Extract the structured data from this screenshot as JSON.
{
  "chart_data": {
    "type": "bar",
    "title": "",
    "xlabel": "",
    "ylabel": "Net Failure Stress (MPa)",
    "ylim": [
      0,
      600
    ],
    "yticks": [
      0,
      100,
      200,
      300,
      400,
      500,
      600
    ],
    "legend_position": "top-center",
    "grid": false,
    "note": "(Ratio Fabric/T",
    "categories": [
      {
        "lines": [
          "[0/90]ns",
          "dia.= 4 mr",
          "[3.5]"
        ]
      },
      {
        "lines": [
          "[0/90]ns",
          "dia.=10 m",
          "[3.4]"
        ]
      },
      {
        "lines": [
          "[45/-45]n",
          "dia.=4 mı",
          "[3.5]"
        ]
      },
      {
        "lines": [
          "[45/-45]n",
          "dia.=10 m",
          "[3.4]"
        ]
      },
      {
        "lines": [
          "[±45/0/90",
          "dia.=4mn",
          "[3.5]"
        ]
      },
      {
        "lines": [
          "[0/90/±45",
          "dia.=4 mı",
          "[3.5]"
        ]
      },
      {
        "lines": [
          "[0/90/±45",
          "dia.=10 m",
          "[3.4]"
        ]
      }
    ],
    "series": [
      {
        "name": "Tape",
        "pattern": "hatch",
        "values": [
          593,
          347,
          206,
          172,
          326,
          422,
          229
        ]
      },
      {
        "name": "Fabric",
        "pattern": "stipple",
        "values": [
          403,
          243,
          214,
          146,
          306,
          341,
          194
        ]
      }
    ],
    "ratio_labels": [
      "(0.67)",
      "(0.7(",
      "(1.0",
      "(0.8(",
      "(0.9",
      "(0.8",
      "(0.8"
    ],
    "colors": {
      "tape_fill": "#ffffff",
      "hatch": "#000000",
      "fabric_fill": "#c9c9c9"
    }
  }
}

*****

Goal of the exercise:
Emit the records above again, exactly, with no line skipped.

Result for this exercise:
Extract the structured data from this screenshot as JSON.
{
  "chart_data": {
    "type": "bar",
    "title": "",
    "xlabel": "",
    "ylabel": "Net Failure Stress (MPa)",
    "ylim": [
      0,
      600
    ],
    "yticks": [
      0,
      100,
      200,
      300,
      400,
      500,
      600
    ],
    "legend_position": "top-center",
    "grid": false,
    "note": "(Ratio Fabric/T",
    "categories": [
      {
        "lines": [
          "[0/90]ns",
          "dia.= 4 mr",
          "[3.5]"
        ]
      },
      {
        "lines": [
          "[0/90]ns",
          "dia.=10 m",
          "[3.4]"
        ]
      },
      {
        "lines": [
          "[45/-45]n",
          "dia.=4 mı",
          "[3.5]"
        ]
      },
      {
        "lines": [
          "[45/-45]n",
          "dia.=10 m",
          "[3.4]"
        ]
      },
      {
        "lines": [
          "[±45/0/90",
          "dia.=4mn",
          "[3.5]"
        ]
      },
      {
        "lines": [
          "[0/90/±45",
          "dia.=4 mı",
          "[3.5]"
        ]
      },
      {
        "lines": [
          "[0/90/±45",
          "dia.=10 m",
          "[3.4]"
        ]
      }
    ],
    "series": [
      {
        "name": "Tape",
        "pattern": "hatch",
        "values": [
          593,
          347,
          206,
          172,
          326,
          422,
          229
        ]
      },
      {
        "name": "Fabric",
        "pattern": "stipple",
        "values": [
          403,
          243,
          214,
          146,
          306,
          341,
          194
        ]
      }
    ],
    "ratio_labels": [
      "(0.67)",
      "(0.7(",
      "(1.0",
      "(0.8(",
      "(0.9",
      "(0.8",
      "(0.8"
    ],
    "colors": {
      "tape_fill": "#ffffff",
      "hatch": "#000000",
      "fabric_fill": "#c9c9c9"
    }
  }
}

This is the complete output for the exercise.